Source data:

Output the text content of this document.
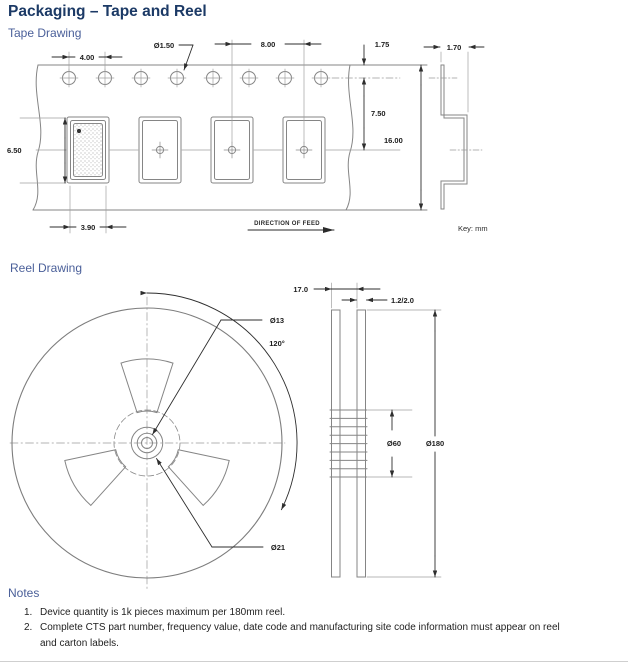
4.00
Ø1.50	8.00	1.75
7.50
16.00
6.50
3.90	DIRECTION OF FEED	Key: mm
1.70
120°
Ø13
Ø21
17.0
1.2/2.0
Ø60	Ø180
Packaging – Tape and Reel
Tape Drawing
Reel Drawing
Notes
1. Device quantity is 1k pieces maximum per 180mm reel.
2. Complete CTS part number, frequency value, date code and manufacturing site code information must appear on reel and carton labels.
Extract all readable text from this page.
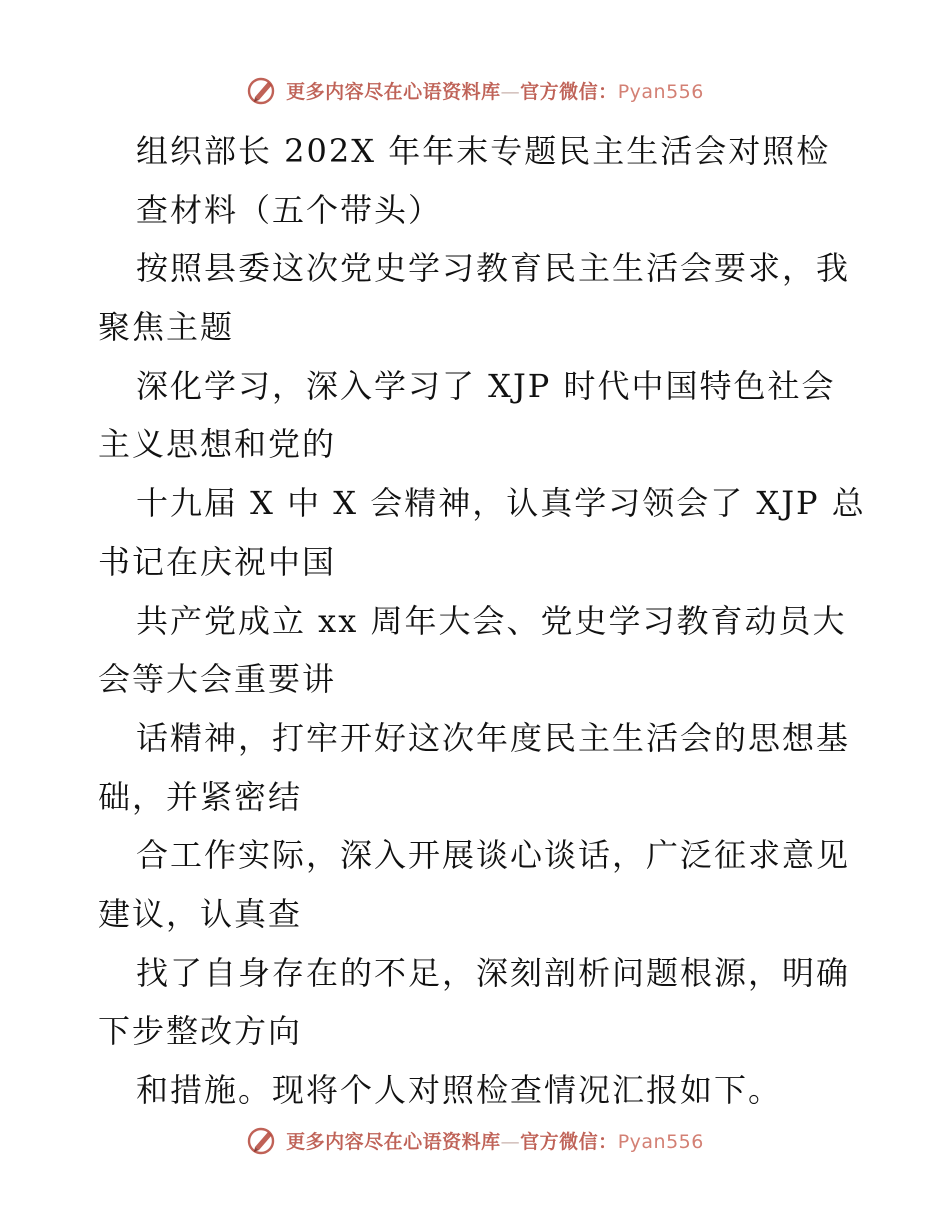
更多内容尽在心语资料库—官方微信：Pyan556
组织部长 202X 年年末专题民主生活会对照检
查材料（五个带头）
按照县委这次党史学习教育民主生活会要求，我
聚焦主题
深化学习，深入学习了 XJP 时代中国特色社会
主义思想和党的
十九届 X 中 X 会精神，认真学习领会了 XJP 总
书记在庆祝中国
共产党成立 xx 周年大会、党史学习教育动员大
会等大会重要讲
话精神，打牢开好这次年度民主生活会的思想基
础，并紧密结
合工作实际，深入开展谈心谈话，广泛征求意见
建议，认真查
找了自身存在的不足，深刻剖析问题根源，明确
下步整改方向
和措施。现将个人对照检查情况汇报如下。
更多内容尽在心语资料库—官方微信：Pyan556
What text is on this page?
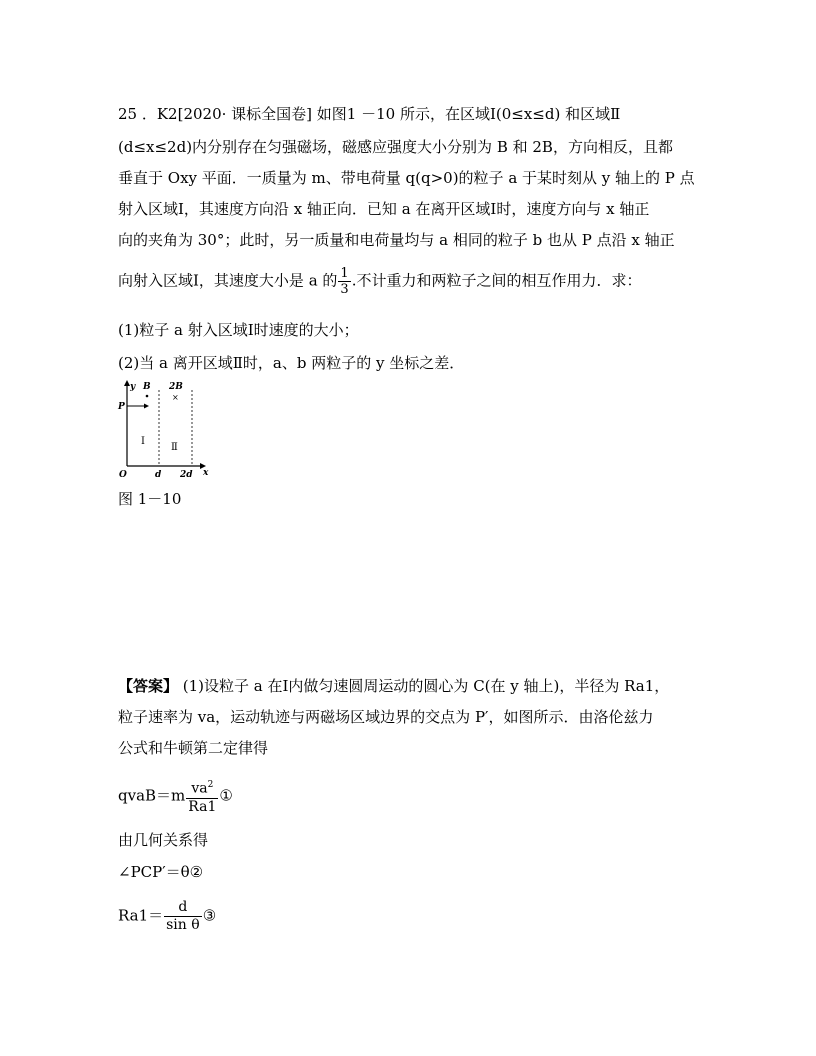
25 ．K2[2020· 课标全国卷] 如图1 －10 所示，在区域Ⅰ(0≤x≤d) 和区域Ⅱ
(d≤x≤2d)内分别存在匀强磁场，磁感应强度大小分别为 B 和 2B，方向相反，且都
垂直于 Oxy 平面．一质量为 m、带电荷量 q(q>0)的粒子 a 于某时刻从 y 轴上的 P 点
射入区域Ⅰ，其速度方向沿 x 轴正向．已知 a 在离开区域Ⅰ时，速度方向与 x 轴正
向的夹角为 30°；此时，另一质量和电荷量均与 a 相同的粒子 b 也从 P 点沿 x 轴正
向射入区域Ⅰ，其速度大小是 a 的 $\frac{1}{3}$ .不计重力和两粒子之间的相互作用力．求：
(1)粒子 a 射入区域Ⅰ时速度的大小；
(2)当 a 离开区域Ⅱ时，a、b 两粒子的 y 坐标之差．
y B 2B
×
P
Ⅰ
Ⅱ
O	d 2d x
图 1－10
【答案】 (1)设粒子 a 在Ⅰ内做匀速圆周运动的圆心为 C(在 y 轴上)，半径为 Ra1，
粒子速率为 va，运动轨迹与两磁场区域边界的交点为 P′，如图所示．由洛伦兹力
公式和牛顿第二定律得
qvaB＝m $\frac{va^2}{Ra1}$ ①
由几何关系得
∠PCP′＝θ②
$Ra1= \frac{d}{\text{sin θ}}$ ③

- Request
In the copy, include no pictures; restate the listing above exactly.

- The response
Output the text content of this document.
4.00
Ø1.50	8.00	1.75
7.50
16.00
6.50
3.90	DIRECTION OF FEED	Key: mm
1.70
120°
Ø13
Ø21
17.0
1.2/2.0
Ø60	Ø180
Packaging – Tape and Reel
Tape Drawing
Reel Drawing
Notes
1. Device quantity is 1k pieces maximum per 180mm reel.
2. Complete CTS part number, frequency value, date code and manufacturing site code information must appear on reel and carton labels.
Extract all readable text from this page.
更多内容尽在心语资料库—官方微信：Pyan556
组织部长 202X 年年末专题民主生活会对照检
查材料（五个带头）
按照县委这次党史学习教育民主生活会要求，我
聚焦主题
深化学习，深入学习了 XJP 时代中国特色社会
主义思想和党的
十九届 X 中 X 会精神，认真学习领会了 XJP 总
书记在庆祝中国
共产党成立 xx 周年大会、党史学习教育动员大
会等大会重要讲
话精神，打牢开好这次年度民主生活会的思想基
础，并紧密结
合工作实际，深入开展谈心谈话，广泛征求意见
建议，认真查
找了自身存在的不足，深刻剖析问题根源，明确
下步整改方向
和措施。现将个人对照检查情况汇报如下。
更多内容尽在心语资料库—官方微信：Pyan556
What text is on this page?
25 ．K2[2020· 课标全国卷] 如图1 －10 所示，在区域Ⅰ(0≤x≤d) 和区域Ⅱ
(d≤x≤2d)内分别存在匀强磁场，磁感应强度大小分别为 B 和 2B，方向相反，且都
垂直于 Oxy 平面．一质量为 m、带电荷量 q(q>0)的粒子 a 于某时刻从 y 轴上的 P 点
射入区域Ⅰ，其速度方向沿 x 轴正向．已知 a 在离开区域Ⅰ时，速度方向与 x 轴正
向的夹角为 30°；此时，另一质量和电荷量均与 a 相同的粒子 b 也从 P 点沿 x 轴正
向射入区域Ⅰ，其速度大小是 a 的 $\frac{1}{3}$ .不计重力和两粒子之间的相互作用力．求：
(1)粒子 a 射入区域Ⅰ时速度的大小；
(2)当 a 离开区域Ⅱ时，a、b 两粒子的 y 坐标之差．
y B 2B
×
P
Ⅰ
Ⅱ
O	d 2d x
图 1－10
【答案】 (1)设粒子 a 在Ⅰ内做匀速圆周运动的圆心为 C(在 y 轴上)，半径为 Ra1，
粒子速率为 va，运动轨迹与两磁场区域边界的交点为 P′，如图所示．由洛伦兹力
公式和牛顿第二定律得
qvaB＝m $\frac{va^2}{Ra1}$ ①
由几何关系得
∠PCP′＝θ②
$Ra1= \frac{d}{\text{sin θ}}$ ③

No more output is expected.